[Dataset listings of figures]
====

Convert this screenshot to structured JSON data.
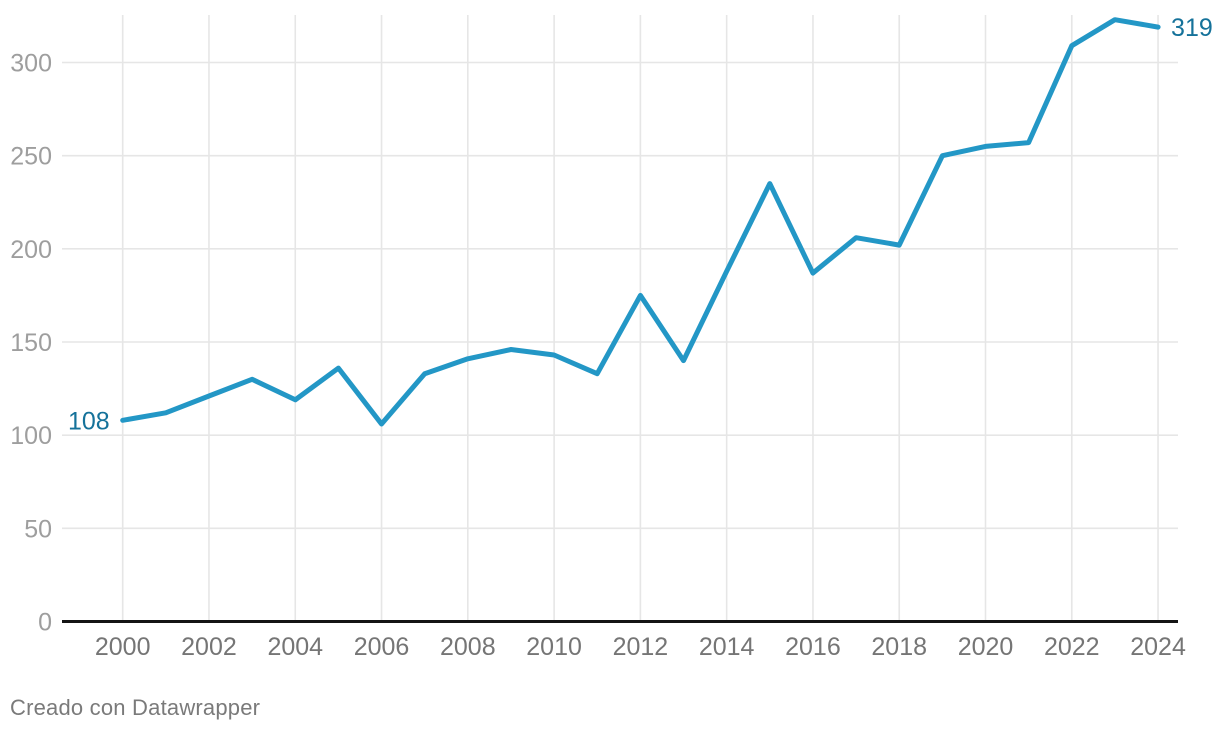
{
  "chart_data": {
    "type": "line",
    "title": "",
    "xlabel": "",
    "ylabel": "",
    "x": [
      2000,
      2001,
      2002,
      2003,
      2004,
      2005,
      2006,
      2007,
      2008,
      2009,
      2010,
      2011,
      2012,
      2013,
      2014,
      2015,
      2016,
      2017,
      2018,
      2019,
      2020,
      2021,
      2022,
      2023,
      2024
    ],
    "values": [
      108,
      112,
      121,
      130,
      119,
      136,
      106,
      133,
      141,
      146,
      143,
      133,
      175,
      140,
      188,
      235,
      187,
      206,
      202,
      250,
      255,
      257,
      309,
      323,
      319
    ],
    "x_tick_labels": [
      "2000",
      "2002",
      "2004",
      "2006",
      "2008",
      "2010",
      "2012",
      "2014",
      "2016",
      "2018",
      "2020",
      "2022",
      "2024"
    ],
    "x_ticks": [
      2000,
      2002,
      2004,
      2006,
      2008,
      2010,
      2012,
      2014,
      2016,
      2018,
      2020,
      2022,
      2024
    ],
    "y_ticks": [
      0,
      50,
      100,
      150,
      200,
      250,
      300
    ],
    "xlim": [
      2000,
      2024
    ],
    "ylim": [
      0,
      325
    ],
    "grid": true,
    "legend": "none",
    "first_point_label": "108",
    "last_point_label": "319",
    "line_color": "#2397c6",
    "value_label_color": "#15729a",
    "gridline_color": "#e6e6e6",
    "axis_line_color": "#141414",
    "y_tick_color": "#9e9e9e",
    "x_tick_color": "#757575"
  },
  "footer": {
    "attribution": "Creado con Datawrapper"
  }
}
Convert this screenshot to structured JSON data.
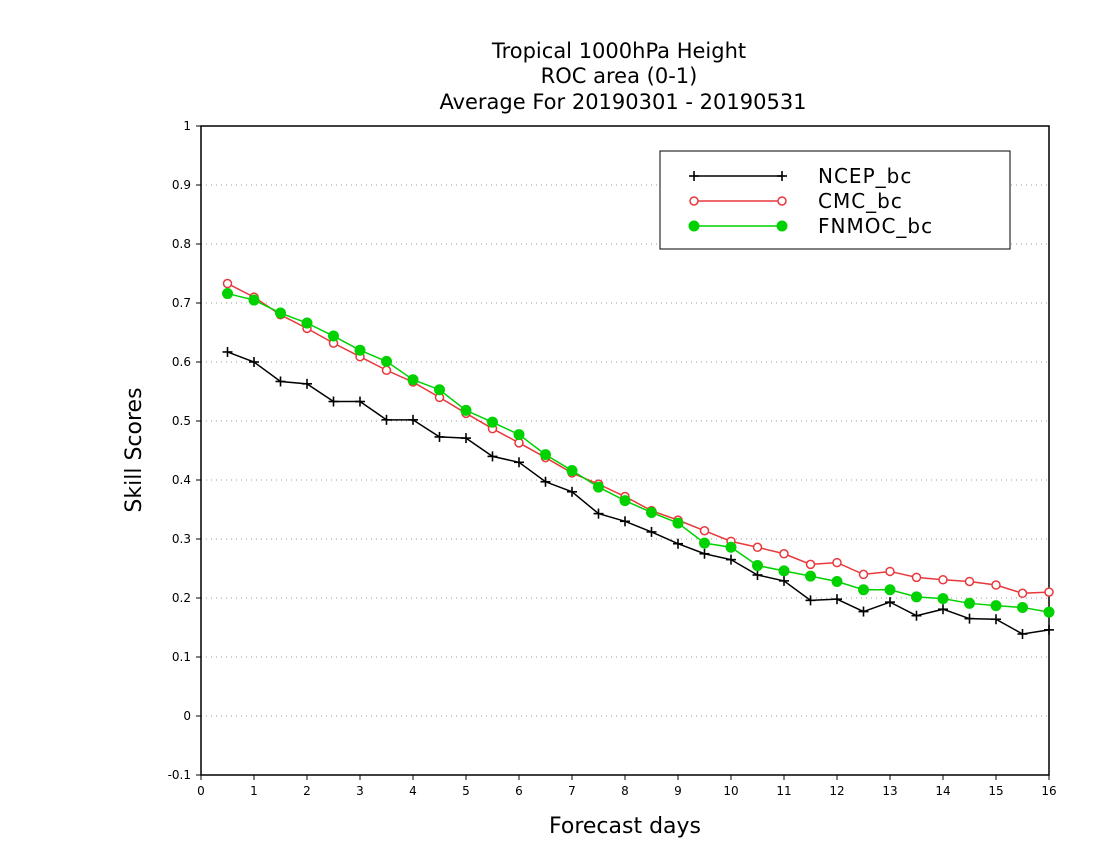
{
  "chart_data": {
    "type": "line",
    "title": [
      "Tropical 1000hPa Height",
      "ROC area (0-1)",
      "Average For 20190301 - 20190531"
    ],
    "xlabel": "Forecast days",
    "ylabel": "Skill Scores",
    "xlim": [
      0,
      16
    ],
    "ylim": [
      -0.1,
      1
    ],
    "xticks": [
      0,
      1,
      2,
      3,
      4,
      5,
      6,
      7,
      8,
      9,
      10,
      11,
      12,
      13,
      14,
      15,
      16
    ],
    "yticks": [
      -0.1,
      0,
      0.1,
      0.2,
      0.3,
      0.4,
      0.5,
      0.6,
      0.7,
      0.8,
      0.9,
      1
    ],
    "ytick_labels": [
      "-0.1",
      "0",
      "0.1",
      "0.2",
      "0.3",
      "0.4",
      "0.5",
      "0.6",
      "0.7",
      "0.8",
      "0.9",
      "1"
    ],
    "grid": "horizontal dotted",
    "legend_position": "top-right",
    "x": [
      0.5,
      1,
      1.5,
      2,
      2.5,
      3,
      3.5,
      4,
      4.5,
      5,
      5.5,
      6,
      6.5,
      7,
      7.5,
      8,
      8.5,
      9,
      9.5,
      10,
      10.5,
      11,
      11.5,
      12,
      12.5,
      13,
      13.5,
      14,
      14.5,
      15,
      15.5,
      16
    ],
    "series": [
      {
        "name": "NCEP_bc",
        "color": "#000000",
        "marker": "plus",
        "values": [
          0.617,
          0.6,
          0.567,
          0.563,
          0.533,
          0.533,
          0.502,
          0.502,
          0.473,
          0.471,
          0.44,
          0.43,
          0.397,
          0.38,
          0.343,
          0.33,
          0.312,
          0.292,
          0.275,
          0.265,
          0.239,
          0.229,
          0.196,
          0.198,
          0.177,
          0.193,
          0.17,
          0.181,
          0.165,
          0.164,
          0.139,
          0.146
        ]
      },
      {
        "name": "CMC_bc",
        "color": "#e8383c",
        "marker": "open-circle",
        "values": [
          0.733,
          0.71,
          0.68,
          0.657,
          0.632,
          0.609,
          0.586,
          0.566,
          0.54,
          0.513,
          0.487,
          0.463,
          0.438,
          0.412,
          0.393,
          0.372,
          0.348,
          0.332,
          0.314,
          0.296,
          0.286,
          0.275,
          0.257,
          0.26,
          0.24,
          0.245,
          0.235,
          0.231,
          0.228,
          0.222,
          0.208,
          0.21
        ]
      },
      {
        "name": "FNMOC_bc",
        "color": "#00d200",
        "marker": "filled-circle",
        "values": [
          0.716,
          0.705,
          0.683,
          0.666,
          0.644,
          0.62,
          0.601,
          0.57,
          0.553,
          0.518,
          0.498,
          0.477,
          0.443,
          0.416,
          0.388,
          0.365,
          0.345,
          0.327,
          0.293,
          0.286,
          0.255,
          0.246,
          0.237,
          0.228,
          0.214,
          0.214,
          0.202,
          0.199,
          0.191,
          0.187,
          0.184,
          0.176
        ]
      }
    ]
  }
}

====

Job → Omit the pictures and output all of the other material exactly.

Full output →
Convert this screenshot to structured JSON data.
{
  "chart_data": {
    "type": "line",
    "title": "",
    "xlabel": "",
    "ylabel": "",
    "x": [
      2000,
      2001,
      2002,
      2003,
      2004,
      2005,
      2006,
      2007,
      2008,
      2009,
      2010,
      2011,
      2012,
      2013,
      2014,
      2015,
      2016,
      2017,
      2018,
      2019,
      2020,
      2021,
      2022,
      2023,
      2024
    ],
    "values": [
      108,
      112,
      121,
      130,
      119,
      136,
      106,
      133,
      141,
      146,
      143,
      133,
      175,
      140,
      188,
      235,
      187,
      206,
      202,
      250,
      255,
      257,
      309,
      323,
      319
    ],
    "x_tick_labels": [
      "2000",
      "2002",
      "2004",
      "2006",
      "2008",
      "2010",
      "2012",
      "2014",
      "2016",
      "2018",
      "2020",
      "2022",
      "2024"
    ],
    "x_ticks": [
      2000,
      2002,
      2004,
      2006,
      2008,
      2010,
      2012,
      2014,
      2016,
      2018,
      2020,
      2022,
      2024
    ],
    "y_ticks": [
      0,
      50,
      100,
      150,
      200,
      250,
      300
    ],
    "xlim": [
      2000,
      2024
    ],
    "ylim": [
      0,
      325
    ],
    "grid": true,
    "legend": "none",
    "first_point_label": "108",
    "last_point_label": "319",
    "line_color": "#2397c6",
    "value_label_color": "#15729a",
    "gridline_color": "#e6e6e6",
    "axis_line_color": "#141414",
    "y_tick_color": "#9e9e9e",
    "x_tick_color": "#757575"
  },
  "footer": {
    "attribution": "Creado con Datawrapper"
  }
}
Convert this screenshot to structured JSON data.
{
  "chart_data": {
    "type": "line",
    "title": [
      "Tropical 1000hPa Height",
      "ROC area (0-1)",
      "Average For 20190301 - 20190531"
    ],
    "xlabel": "Forecast days",
    "ylabel": "Skill Scores",
    "xlim": [
      0,
      16
    ],
    "ylim": [
      -0.1,
      1
    ],
    "xticks": [
      0,
      1,
      2,
      3,
      4,
      5,
      6,
      7,
      8,
      9,
      10,
      11,
      12,
      13,
      14,
      15,
      16
    ],
    "yticks": [
      -0.1,
      0,
      0.1,
      0.2,
      0.3,
      0.4,
      0.5,
      0.6,
      0.7,
      0.8,
      0.9,
      1
    ],
    "ytick_labels": [
      "-0.1",
      "0",
      "0.1",
      "0.2",
      "0.3",
      "0.4",
      "0.5",
      "0.6",
      "0.7",
      "0.8",
      "0.9",
      "1"
    ],
    "grid": "horizontal dotted",
    "legend_position": "top-right",
    "x": [
      0.5,
      1,
      1.5,
      2,
      2.5,
      3,
      3.5,
      4,
      4.5,
      5,
      5.5,
      6,
      6.5,
      7,
      7.5,
      8,
      8.5,
      9,
      9.5,
      10,
      10.5,
      11,
      11.5,
      12,
      12.5,
      13,
      13.5,
      14,
      14.5,
      15,
      15.5,
      16
    ],
    "series": [
      {
        "name": "NCEP_bc",
        "color": "#000000",
        "marker": "plus",
        "values": [
          0.617,
          0.6,
          0.567,
          0.563,
          0.533,
          0.533,
          0.502,
          0.502,
          0.473,
          0.471,
          0.44,
          0.43,
          0.397,
          0.38,
          0.343,
          0.33,
          0.312,
          0.292,
          0.275,
          0.265,
          0.239,
          0.229,
          0.196,
          0.198,
          0.177,
          0.193,
          0.17,
          0.181,
          0.165,
          0.164,
          0.139,
          0.146
        ]
      },
      {
        "name": "CMC_bc",
        "color": "#e8383c",
        "marker": "open-circle",
        "values": [
          0.733,
          0.71,
          0.68,
          0.657,
          0.632,
          0.609,
          0.586,
          0.566,
          0.54,
          0.513,
          0.487,
          0.463,
          0.438,
          0.412,
          0.393,
          0.372,
          0.348,
          0.332,
          0.314,
          0.296,
          0.286,
          0.275,
          0.257,
          0.26,
          0.24,
          0.245,
          0.235,
          0.231,
          0.228,
          0.222,
          0.208,
          0.21
        ]
      },
      {
        "name": "FNMOC_bc",
        "color": "#00d200",
        "marker": "filled-circle",
        "values": [
          0.716,
          0.705,
          0.683,
          0.666,
          0.644,
          0.62,
          0.601,
          0.57,
          0.553,
          0.518,
          0.498,
          0.477,
          0.443,
          0.416,
          0.388,
          0.365,
          0.345,
          0.327,
          0.293,
          0.286,
          0.255,
          0.246,
          0.237,
          0.228,
          0.214,
          0.214,
          0.202,
          0.199,
          0.191,
          0.187,
          0.184,
          0.176
        ]
      }
    ]
  }
}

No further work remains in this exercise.